• [What the exercise asks] Write the records below out again exactly as given, with no images.

• [Available records]
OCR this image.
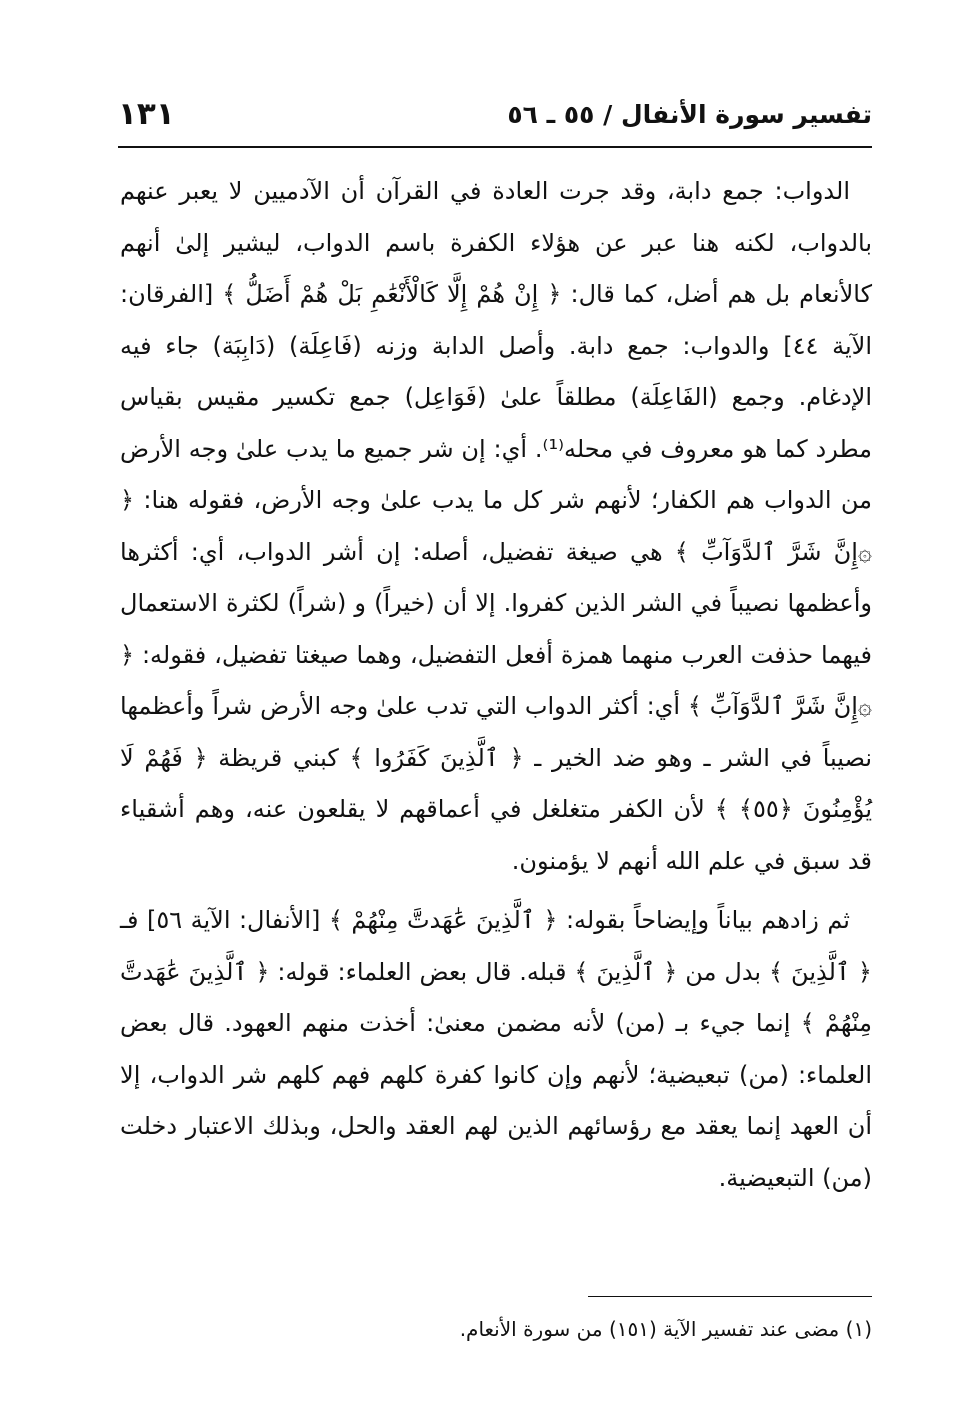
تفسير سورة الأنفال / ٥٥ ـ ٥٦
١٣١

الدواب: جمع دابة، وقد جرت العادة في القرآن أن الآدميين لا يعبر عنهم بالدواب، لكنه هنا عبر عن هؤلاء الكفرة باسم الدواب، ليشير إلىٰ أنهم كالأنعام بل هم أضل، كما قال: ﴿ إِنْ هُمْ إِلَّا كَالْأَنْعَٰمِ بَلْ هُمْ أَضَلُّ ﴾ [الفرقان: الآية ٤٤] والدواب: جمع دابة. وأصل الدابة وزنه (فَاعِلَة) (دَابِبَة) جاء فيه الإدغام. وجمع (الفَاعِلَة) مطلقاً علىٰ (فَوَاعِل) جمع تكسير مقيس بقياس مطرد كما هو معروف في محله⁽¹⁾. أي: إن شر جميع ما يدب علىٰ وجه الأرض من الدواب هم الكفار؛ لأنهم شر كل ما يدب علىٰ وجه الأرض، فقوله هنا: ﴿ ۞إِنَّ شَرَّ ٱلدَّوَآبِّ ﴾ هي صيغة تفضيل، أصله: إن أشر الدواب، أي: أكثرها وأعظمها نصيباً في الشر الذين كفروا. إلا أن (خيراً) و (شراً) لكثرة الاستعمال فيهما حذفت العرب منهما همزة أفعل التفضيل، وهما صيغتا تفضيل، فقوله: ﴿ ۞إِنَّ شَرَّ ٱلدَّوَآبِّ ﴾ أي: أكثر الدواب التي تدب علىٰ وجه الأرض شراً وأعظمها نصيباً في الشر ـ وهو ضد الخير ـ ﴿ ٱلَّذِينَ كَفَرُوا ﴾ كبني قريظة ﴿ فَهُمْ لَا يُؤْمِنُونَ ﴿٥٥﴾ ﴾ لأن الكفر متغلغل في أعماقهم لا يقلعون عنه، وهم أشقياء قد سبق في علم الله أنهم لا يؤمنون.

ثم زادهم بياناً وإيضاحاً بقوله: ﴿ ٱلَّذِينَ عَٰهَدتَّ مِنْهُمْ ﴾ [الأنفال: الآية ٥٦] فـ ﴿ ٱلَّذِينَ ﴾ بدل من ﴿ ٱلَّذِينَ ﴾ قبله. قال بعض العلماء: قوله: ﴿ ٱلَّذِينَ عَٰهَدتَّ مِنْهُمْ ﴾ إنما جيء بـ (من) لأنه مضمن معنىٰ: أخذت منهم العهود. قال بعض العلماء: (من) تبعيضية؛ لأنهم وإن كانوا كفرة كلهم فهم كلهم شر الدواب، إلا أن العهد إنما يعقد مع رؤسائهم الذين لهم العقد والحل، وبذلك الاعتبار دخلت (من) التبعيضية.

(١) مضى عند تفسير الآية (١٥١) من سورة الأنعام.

• [Finished task]
OCR this image.
تفسير سورة الأنفال / ٥٥ ـ ٥٦
١٣١

الدواب: جمع دابة، وقد جرت العادة في القرآن أن الآدميين لا يعبر عنهم بالدواب، لكنه هنا عبر عن هؤلاء الكفرة باسم الدواب، ليشير إلىٰ أنهم كالأنعام بل هم أضل، كما قال: ﴿ إِنْ هُمْ إِلَّا كَالْأَنْعَٰمِ بَلْ هُمْ أَضَلُّ ﴾ [الفرقان: الآية ٤٤] والدواب: جمع دابة. وأصل الدابة وزنه (فَاعِلَة) (دَابِبَة) جاء فيه الإدغام. وجمع (الفَاعِلَة) مطلقاً علىٰ (فَوَاعِل) جمع تكسير مقيس بقياس مطرد كما هو معروف في محله⁽¹⁾. أي: إن شر جميع ما يدب علىٰ وجه الأرض من الدواب هم الكفار؛ لأنهم شر كل ما يدب علىٰ وجه الأرض، فقوله هنا: ﴿ ۞إِنَّ شَرَّ ٱلدَّوَآبِّ ﴾ هي صيغة تفضيل، أصله: إن أشر الدواب، أي: أكثرها وأعظمها نصيباً في الشر الذين كفروا. إلا أن (خيراً) و (شراً) لكثرة الاستعمال فيهما حذفت العرب منهما همزة أفعل التفضيل، وهما صيغتا تفضيل، فقوله: ﴿ ۞إِنَّ شَرَّ ٱلدَّوَآبِّ ﴾ أي: أكثر الدواب التي تدب علىٰ وجه الأرض شراً وأعظمها نصيباً في الشر ـ وهو ضد الخير ـ ﴿ ٱلَّذِينَ كَفَرُوا ﴾ كبني قريظة ﴿ فَهُمْ لَا يُؤْمِنُونَ ﴿٥٥﴾ ﴾ لأن الكفر متغلغل في أعماقهم لا يقلعون عنه، وهم أشقياء قد سبق في علم الله أنهم لا يؤمنون.

ثم زادهم بياناً وإيضاحاً بقوله: ﴿ ٱلَّذِينَ عَٰهَدتَّ مِنْهُمْ ﴾ [الأنفال: الآية ٥٦] فـ ﴿ ٱلَّذِينَ ﴾ بدل من ﴿ ٱلَّذِينَ ﴾ قبله. قال بعض العلماء: قوله: ﴿ ٱلَّذِينَ عَٰهَدتَّ مِنْهُمْ ﴾ إنما جيء بـ (من) لأنه مضمن معنىٰ: أخذت منهم العهود. قال بعض العلماء: (من) تبعيضية؛ لأنهم وإن كانوا كفرة كلهم فهم كلهم شر الدواب، إلا أن العهد إنما يعقد مع رؤسائهم الذين لهم العقد والحل، وبذلك الاعتبار دخلت (من) التبعيضية.

(١) مضى عند تفسير الآية (١٥١) من سورة الأنعام.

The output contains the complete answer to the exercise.